§ **PROBLEM DESCRIPTION**:
This calls for a verbatim copy of all the data, with no images carried over.

§ **DATA FOR PROCESSING**:
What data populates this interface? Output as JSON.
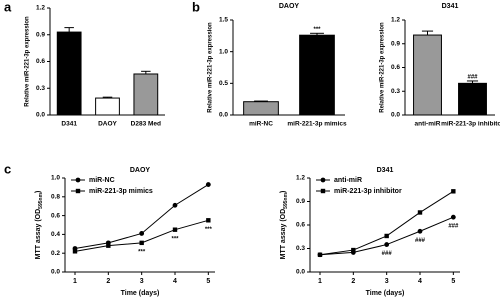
{
  "chart_data": [
    {
      "type": "bar",
      "panel": "a",
      "ylabel": "Relative miR-221-3p expression",
      "categories": [
        "D341",
        "DAOY",
        "D283 Med"
      ],
      "values": [
        0.93,
        0.19,
        0.46
      ],
      "errors": [
        0.05,
        0.01,
        0.03
      ],
      "colors": [
        "#000000",
        "#ffffff",
        "#999999"
      ],
      "ylim": [
        0,
        1.2
      ],
      "yticks": [
        {
          "value": 0,
          "label": "0.0"
        },
        0.3,
        0.6,
        0.9,
        1.2
      ]
    },
    {
      "type": "bar",
      "panel": "b",
      "title": "DAOY",
      "ylabel": "Relative miR-221-3p expression",
      "categories": [
        "miR-NC",
        "miR-221-3p mimics"
      ],
      "values": [
        0.21,
        1.26
      ],
      "errors": [
        0.01,
        0.03
      ],
      "colors": [
        "#999999",
        "#000000"
      ],
      "annotations": [
        {
          "text": "***",
          "x": "miR-221-3p mimics"
        }
      ],
      "ylim": [
        0,
        1.5
      ],
      "yticks": [
        {
          "value": 0,
          "label": "0.0"
        },
        0.5,
        {
          "value": 1,
          "label": "1.0"
        },
        1.5
      ]
    },
    {
      "type": "bar",
      "title": "D341",
      "ylabel": "Relative miR-221-3p expression",
      "categories": [
        "anti-miR",
        "miR-221-3p inhibitor"
      ],
      "values": [
        1.01,
        0.4
      ],
      "errors": [
        0.05,
        0.03
      ],
      "colors": [
        "#999999",
        "#000000"
      ],
      "annotations": [
        {
          "text": "###",
          "x": "miR-221-3p inhibitor"
        }
      ],
      "ylim": [
        0,
        1.2
      ],
      "yticks": [
        {
          "value": 0,
          "label": "0.0"
        },
        0.3,
        0.6,
        0.9,
        1.2
      ]
    },
    {
      "type": "line",
      "panel": "c",
      "title": "DAOY",
      "xlabel": "Time (days)",
      "ylabel": [
        "MTT assay (OD",
        "595nm",
        ")"
      ],
      "x": [
        1,
        2,
        3,
        4,
        5
      ],
      "xlim": [
        0.7,
        5.2
      ],
      "xticks": [
        1,
        2,
        3,
        4,
        5
      ],
      "series": [
        {
          "name": "miR-NC",
          "color": "#000000",
          "marker": "circle",
          "values": [
            0.25,
            0.31,
            0.41,
            0.71,
            0.93
          ]
        },
        {
          "name": "miR-221-3p mimics",
          "color": "#000000",
          "marker": "square",
          "values": [
            0.22,
            0.28,
            0.31,
            0.45,
            0.55
          ]
        }
      ],
      "annotations": [
        {
          "text": "***",
          "x": 3,
          "series": "miR-221-3p mimics"
        },
        {
          "text": "***",
          "x": 4,
          "series": "miR-221-3p mimics"
        },
        {
          "text": "***",
          "x": 5,
          "series": "miR-221-3p mimics"
        }
      ],
      "ylim": [
        0,
        1.0
      ],
      "yticks": [
        {
          "value": 0,
          "label": "0.0"
        },
        0.2,
        0.4,
        0.6,
        0.8,
        {
          "value": 1,
          "label": "1.0"
        }
      ]
    },
    {
      "type": "line",
      "title": "D341",
      "xlabel": "Time (days)",
      "ylabel": [
        "MTT assay (OD",
        "595nm",
        ")"
      ],
      "x": [
        1,
        2,
        3,
        4,
        5
      ],
      "xlim": [
        0.7,
        5.2
      ],
      "xticks": [
        1,
        2,
        3,
        4,
        5
      ],
      "series": [
        {
          "name": "anti-miR",
          "color": "#000000",
          "marker": "circle",
          "values": [
            0.22,
            0.25,
            0.35,
            0.52,
            0.7
          ]
        },
        {
          "name": "miR-221-3p inhibitor",
          "color": "#000000",
          "marker": "square",
          "values": [
            0.22,
            0.28,
            0.46,
            0.76,
            1.03
          ]
        }
      ],
      "annotations": [
        {
          "text": "###",
          "x": 3,
          "series": "anti-miR"
        },
        {
          "text": "###",
          "x": 4,
          "series": "anti-miR"
        },
        {
          "text": "###",
          "x": 5,
          "series": "anti-miR"
        }
      ],
      "ylim": [
        0,
        1.2
      ],
      "yticks": [
        {
          "value": 0,
          "label": "0.0"
        },
        0.3,
        0.6,
        0.9,
        1.2
      ]
    }
  ]
}
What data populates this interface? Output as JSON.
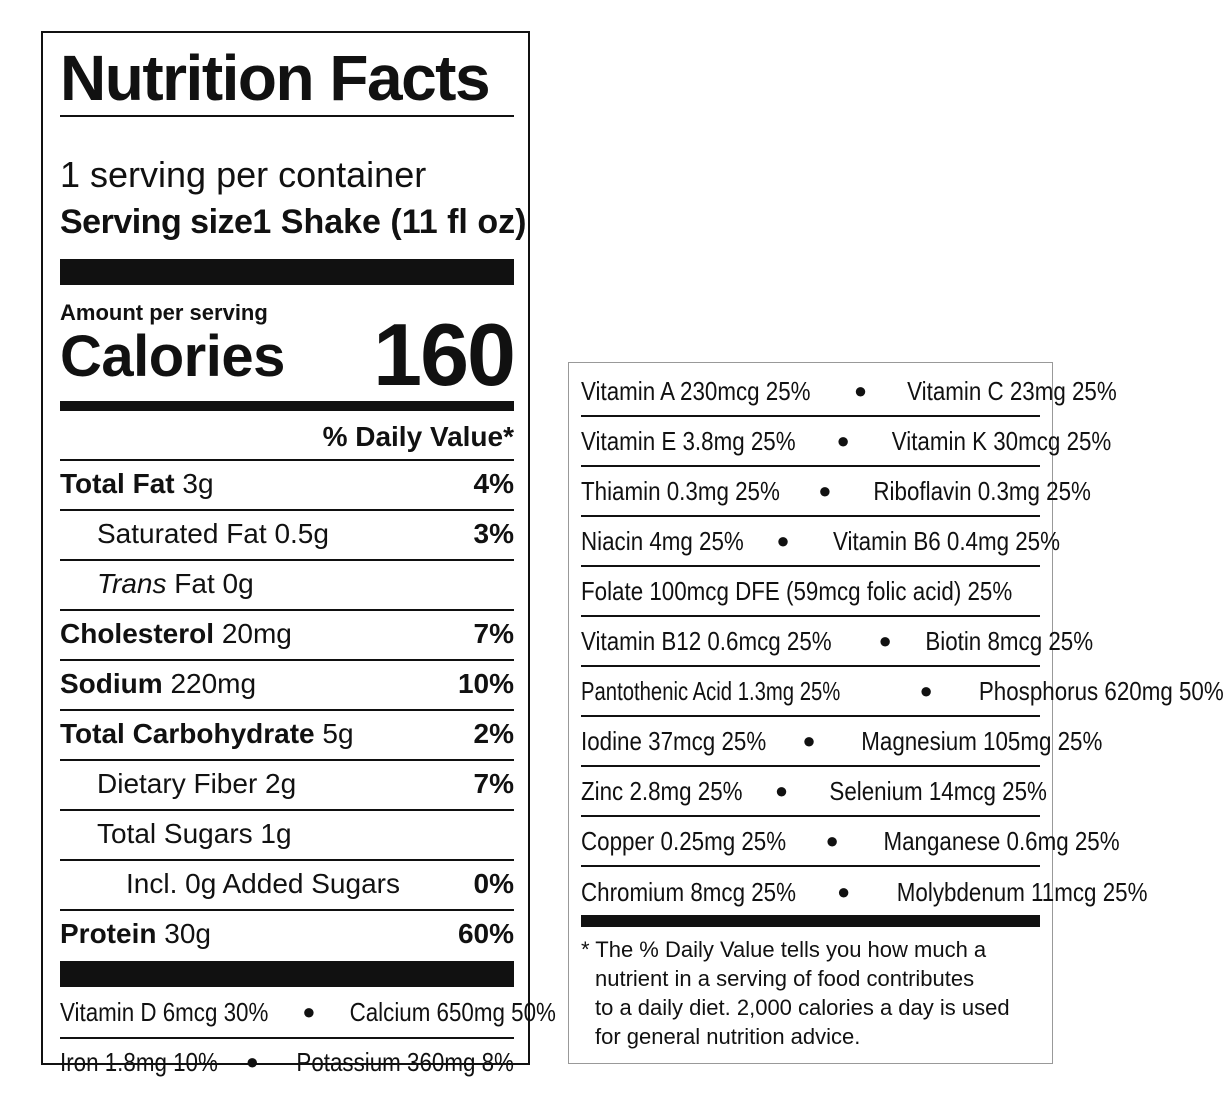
{
  "label": {
    "title": "Nutrition Facts",
    "servings_per_container": "1 serving per container",
    "serving_size_label": "Serving size",
    "serving_size_value": "1 Shake (11 fl oz)",
    "amount_per_serving": "Amount per serving",
    "calories_label": "Calories",
    "calories_value": "160",
    "daily_value_header": "% Daily Value*",
    "nutrients": [
      {
        "name": "Total Fat",
        "amount": "3g",
        "dv": "4%"
      },
      {
        "name": "Saturated Fat",
        "amount": "0.5g",
        "dv": "3%"
      },
      {
        "name": "Trans",
        "name_suffix": "Fat",
        "amount": "0g",
        "dv": ""
      },
      {
        "name": "Cholesterol",
        "amount": "20mg",
        "dv": "7%"
      },
      {
        "name": "Sodium",
        "amount": "220mg",
        "dv": "10%"
      },
      {
        "name": "Total Carbohydrate",
        "amount": "5g",
        "dv": "2%"
      },
      {
        "name": "Dietary Fiber",
        "amount": "2g",
        "dv": "7%"
      },
      {
        "name": "Total Sugars",
        "amount": "1g",
        "dv": ""
      },
      {
        "name": "Incl. 0g Added Sugars",
        "amount": "",
        "dv": "0%"
      },
      {
        "name": "Protein",
        "amount": "30g",
        "dv": "60%"
      }
    ],
    "minerals": [
      {
        "left": "Vitamin D 6mcg 30%",
        "right": "Calcium 650mg 50%"
      },
      {
        "left": "Iron 1.8mg 10%",
        "right": "Potassium 360mg 8%"
      }
    ]
  },
  "vitamins_panel": {
    "rows": [
      {
        "left": "Vitamin A 230mcg 25%",
        "right": "Vitamin C 23mg 25%"
      },
      {
        "left": "Vitamin E 3.8mg 25%",
        "right": "Vitamin K 30mcg 25%"
      },
      {
        "left": "Thiamin 0.3mg 25%",
        "right": "Riboflavin 0.3mg 25%"
      },
      {
        "left": "Niacin 4mg 25%",
        "right": "Vitamin B6 0.4mg 25%"
      },
      {
        "left": "Folate 100mcg DFE (59mcg folic acid) 25%",
        "right": ""
      },
      {
        "left": "Vitamin B12 0.6mcg 25%",
        "right": "Biotin 8mcg 25%"
      },
      {
        "left": "Pantothenic Acid 1.3mg 25%",
        "right": "Phosphorus 620mg 50%"
      },
      {
        "left": "Iodine 37mcg 25%",
        "right": "Magnesium 105mg 25%"
      },
      {
        "left": "Zinc 2.8mg 25%",
        "right": "Selenium 14mcg 25%"
      },
      {
        "left": "Copper 0.25mg 25%",
        "right": "Manganese 0.6mg 25%"
      },
      {
        "left": "Chromium 8mcg 25%",
        "right": "Molybdenum 11mcg 25%"
      }
    ],
    "bullet": "●",
    "footnote_lines": [
      "* The % Daily Value tells you how much a",
      "nutrient in a serving of food contributes",
      "to a daily diet. 2,000 calories a day is used",
      "for general nutrition advice."
    ]
  }
}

§ **TASK OUTPUT**:
What data populates this interface? Output as JSON.
{
  "chart_data": [
    {
      "type": "bar",
      "panel": "a",
      "ylabel": "Relative miR-221-3p expression",
      "categories": [
        "D341",
        "DAOY",
        "D283 Med"
      ],
      "values": [
        0.93,
        0.19,
        0.46
      ],
      "errors": [
        0.05,
        0.01,
        0.03
      ],
      "colors": [
        "#000000",
        "#ffffff",
        "#999999"
      ],
      "ylim": [
        0,
        1.2
      ],
      "yticks": [
        {
          "value": 0,
          "label": "0.0"
        },
        0.3,
        0.6,
        0.9,
        1.2
      ]
    },
    {
      "type": "bar",
      "panel": "b",
      "title": "DAOY",
      "ylabel": "Relative miR-221-3p expression",
      "categories": [
        "miR-NC",
        "miR-221-3p mimics"
      ],
      "values": [
        0.21,
        1.26
      ],
      "errors": [
        0.01,
        0.03
      ],
      "colors": [
        "#999999",
        "#000000"
      ],
      "annotations": [
        {
          "text": "***",
          "x": "miR-221-3p mimics"
        }
      ],
      "ylim": [
        0,
        1.5
      ],
      "yticks": [
        {
          "value": 0,
          "label": "0.0"
        },
        0.5,
        {
          "value": 1,
          "label": "1.0"
        },
        1.5
      ]
    },
    {
      "type": "bar",
      "title": "D341",
      "ylabel": "Relative miR-221-3p expression",
      "categories": [
        "anti-miR",
        "miR-221-3p inhibitor"
      ],
      "values": [
        1.01,
        0.4
      ],
      "errors": [
        0.05,
        0.03
      ],
      "colors": [
        "#999999",
        "#000000"
      ],
      "annotations": [
        {
          "text": "###",
          "x": "miR-221-3p inhibitor"
        }
      ],
      "ylim": [
        0,
        1.2
      ],
      "yticks": [
        {
          "value": 0,
          "label": "0.0"
        },
        0.3,
        0.6,
        0.9,
        1.2
      ]
    },
    {
      "type": "line",
      "panel": "c",
      "title": "DAOY",
      "xlabel": "Time (days)",
      "ylabel": [
        "MTT assay (OD",
        "595nm",
        ")"
      ],
      "x": [
        1,
        2,
        3,
        4,
        5
      ],
      "xlim": [
        0.7,
        5.2
      ],
      "xticks": [
        1,
        2,
        3,
        4,
        5
      ],
      "series": [
        {
          "name": "miR-NC",
          "color": "#000000",
          "marker": "circle",
          "values": [
            0.25,
            0.31,
            0.41,
            0.71,
            0.93
          ]
        },
        {
          "name": "miR-221-3p mimics",
          "color": "#000000",
          "marker": "square",
          "values": [
            0.22,
            0.28,
            0.31,
            0.45,
            0.55
          ]
        }
      ],
      "annotations": [
        {
          "text": "***",
          "x": 3,
          "series": "miR-221-3p mimics"
        },
        {
          "text": "***",
          "x": 4,
          "series": "miR-221-3p mimics"
        },
        {
          "text": "***",
          "x": 5,
          "series": "miR-221-3p mimics"
        }
      ],
      "ylim": [
        0,
        1.0
      ],
      "yticks": [
        {
          "value": 0,
          "label": "0.0"
        },
        0.2,
        0.4,
        0.6,
        0.8,
        {
          "value": 1,
          "label": "1.0"
        }
      ]
    },
    {
      "type": "line",
      "title": "D341",
      "xlabel": "Time (days)",
      "ylabel": [
        "MTT assay (OD",
        "595nm",
        ")"
      ],
      "x": [
        1,
        2,
        3,
        4,
        5
      ],
      "xlim": [
        0.7,
        5.2
      ],
      "xticks": [
        1,
        2,
        3,
        4,
        5
      ],
      "series": [
        {
          "name": "anti-miR",
          "color": "#000000",
          "marker": "circle",
          "values": [
            0.22,
            0.25,
            0.35,
            0.52,
            0.7
          ]
        },
        {
          "name": "miR-221-3p inhibitor",
          "color": "#000000",
          "marker": "square",
          "values": [
            0.22,
            0.28,
            0.46,
            0.76,
            1.03
          ]
        }
      ],
      "annotations": [
        {
          "text": "###",
          "x": 3,
          "series": "anti-miR"
        },
        {
          "text": "###",
          "x": 4,
          "series": "anti-miR"
        },
        {
          "text": "###",
          "x": 5,
          "series": "anti-miR"
        }
      ],
      "ylim": [
        0,
        1.2
      ],
      "yticks": [
        {
          "value": 0,
          "label": "0.0"
        },
        0.3,
        0.6,
        0.9,
        1.2
      ]
    }
  ]
}
What data populates this interface? Output as JSON.
{
  "label": {
    "title": "Nutrition Facts",
    "servings_per_container": "1 serving per container",
    "serving_size_label": "Serving size",
    "serving_size_value": "1 Shake (11 fl oz)",
    "amount_per_serving": "Amount per serving",
    "calories_label": "Calories",
    "calories_value": "160",
    "daily_value_header": "% Daily Value*",
    "nutrients": [
      {
        "name": "Total Fat",
        "amount": "3g",
        "dv": "4%"
      },
      {
        "name": "Saturated Fat",
        "amount": "0.5g",
        "dv": "3%"
      },
      {
        "name": "Trans",
        "name_suffix": "Fat",
        "amount": "0g",
        "dv": ""
      },
      {
        "name": "Cholesterol",
        "amount": "20mg",
        "dv": "7%"
      },
      {
        "name": "Sodium",
        "amount": "220mg",
        "dv": "10%"
      },
      {
        "name": "Total Carbohydrate",
        "amount": "5g",
        "dv": "2%"
      },
      {
        "name": "Dietary Fiber",
        "amount": "2g",
        "dv": "7%"
      },
      {
        "name": "Total Sugars",
        "amount": "1g",
        "dv": ""
      },
      {
        "name": "Incl. 0g Added Sugars",
        "amount": "",
        "dv": "0%"
      },
      {
        "name": "Protein",
        "amount": "30g",
        "dv": "60%"
      }
    ],
    "minerals": [
      {
        "left": "Vitamin D 6mcg 30%",
        "right": "Calcium 650mg 50%"
      },
      {
        "left": "Iron 1.8mg 10%",
        "right": "Potassium 360mg 8%"
      }
    ]
  },
  "vitamins_panel": {
    "rows": [
      {
        "left": "Vitamin A 230mcg 25%",
        "right": "Vitamin C 23mg 25%"
      },
      {
        "left": "Vitamin E 3.8mg 25%",
        "right": "Vitamin K 30mcg 25%"
      },
      {
        "left": "Thiamin 0.3mg 25%",
        "right": "Riboflavin 0.3mg 25%"
      },
      {
        "left": "Niacin 4mg 25%",
        "right": "Vitamin B6 0.4mg 25%"
      },
      {
        "left": "Folate 100mcg DFE (59mcg folic acid) 25%",
        "right": ""
      },
      {
        "left": "Vitamin B12 0.6mcg 25%",
        "right": "Biotin 8mcg 25%"
      },
      {
        "left": "Pantothenic Acid 1.3mg 25%",
        "right": "Phosphorus 620mg 50%"
      },
      {
        "left": "Iodine 37mcg 25%",
        "right": "Magnesium 105mg 25%"
      },
      {
        "left": "Zinc 2.8mg 25%",
        "right": "Selenium 14mcg 25%"
      },
      {
        "left": "Copper 0.25mg 25%",
        "right": "Manganese 0.6mg 25%"
      },
      {
        "left": "Chromium 8mcg 25%",
        "right": "Molybdenum 11mcg 25%"
      }
    ],
    "bullet": "●",
    "footnote_lines": [
      "* The % Daily Value tells you how much a",
      "nutrient in a serving of food contributes",
      "to a daily diet. 2,000 calories a day is used",
      "for general nutrition advice."
    ]
  }
}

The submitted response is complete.